GOAL OF THE EXERCISE
Count the lines in the records below that contain the string "colorbar", with case counting, and reply with the number alone.
....
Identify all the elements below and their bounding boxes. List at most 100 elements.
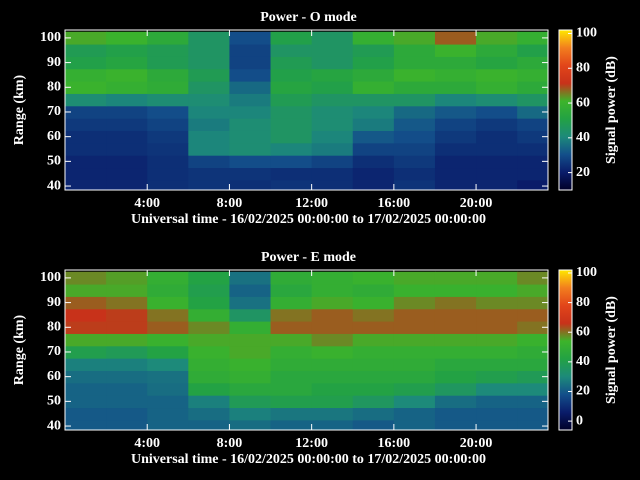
cell — [270, 130, 313, 144]
cell — [65, 370, 107, 384]
cell — [65, 81, 107, 94]
cell — [106, 105, 148, 119]
cell — [352, 81, 395, 94]
x-tick-label: 4:00 — [134, 196, 160, 211]
cell — [393, 81, 436, 94]
cell — [311, 407, 354, 421]
colorbar-tick-label: 40 — [576, 130, 590, 145]
cell — [106, 142, 148, 156]
cell — [311, 419, 354, 430]
cell — [229, 345, 272, 359]
cell — [517, 419, 548, 430]
cell — [476, 308, 518, 322]
cell — [188, 395, 230, 409]
cell — [311, 296, 354, 310]
cell — [476, 284, 518, 297]
cell — [65, 345, 107, 359]
cell — [147, 395, 189, 409]
cell — [393, 118, 436, 131]
cell — [65, 419, 107, 430]
cell — [270, 284, 313, 297]
cell — [229, 271, 272, 285]
colorbar-tick-label: 80 — [576, 60, 590, 75]
cell — [147, 179, 189, 190]
y-tick-label: 70 — [47, 344, 61, 359]
cell — [517, 130, 548, 144]
cell — [106, 179, 148, 190]
cell — [517, 44, 548, 57]
cell — [270, 93, 313, 107]
cell — [65, 284, 107, 297]
cell — [434, 271, 477, 285]
cell — [517, 68, 548, 82]
cell — [106, 345, 148, 359]
y-tick-label: 50 — [47, 394, 61, 409]
cell — [65, 321, 107, 334]
cell — [147, 68, 189, 82]
cell — [393, 284, 436, 297]
cell — [517, 56, 548, 70]
cell — [106, 370, 148, 384]
cell — [311, 179, 354, 190]
cell — [270, 358, 313, 371]
cell — [270, 345, 313, 359]
cell — [434, 81, 477, 94]
cell — [311, 333, 354, 347]
cell — [188, 382, 230, 396]
cell — [476, 105, 518, 119]
cell — [311, 68, 354, 82]
cell — [476, 118, 518, 131]
y-tick-label: 50 — [47, 154, 61, 169]
cell — [517, 142, 548, 156]
cell — [352, 321, 395, 334]
cell — [65, 93, 107, 107]
cell — [476, 56, 518, 70]
y-tick-label: 90 — [47, 55, 61, 70]
cell — [106, 407, 148, 421]
y-axis-label: Range (km) — [12, 74, 27, 145]
cell — [352, 105, 395, 119]
cell — [434, 130, 477, 144]
cell — [476, 44, 518, 57]
cell — [65, 333, 107, 347]
colorbar-tick-label: 100 — [576, 26, 597, 41]
cell — [147, 333, 189, 347]
cell — [476, 407, 518, 421]
cell — [229, 395, 272, 409]
cell — [393, 370, 436, 384]
y-tick-label: 90 — [47, 295, 61, 310]
cell — [106, 118, 148, 131]
cell — [517, 296, 548, 310]
cell — [270, 56, 313, 70]
cell — [517, 358, 548, 371]
x-tick-label: 4:00 — [134, 436, 160, 451]
cell — [188, 345, 230, 359]
cell — [188, 155, 230, 169]
cell — [270, 68, 313, 82]
cell — [270, 382, 313, 396]
cell — [517, 155, 548, 169]
cell — [229, 308, 272, 322]
cell — [393, 382, 436, 396]
cell — [106, 419, 148, 430]
cell — [311, 358, 354, 371]
cell — [393, 142, 436, 156]
cell — [476, 395, 518, 409]
cell — [517, 81, 548, 94]
cell — [434, 179, 477, 190]
cell — [517, 333, 548, 347]
cell — [434, 44, 477, 57]
cell — [229, 358, 272, 371]
cell — [311, 382, 354, 396]
cell — [476, 130, 518, 144]
colorbar — [558, 29, 573, 191]
cell — [434, 419, 477, 430]
cell — [147, 130, 189, 144]
y-tick-label: 60 — [47, 129, 61, 144]
cell — [476, 419, 518, 430]
cell — [311, 271, 354, 285]
cell — [188, 308, 230, 322]
cell — [188, 68, 230, 82]
colorbar-label: Signal power (dB) — [604, 56, 619, 164]
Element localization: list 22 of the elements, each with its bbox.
....
THE RESPONSE
5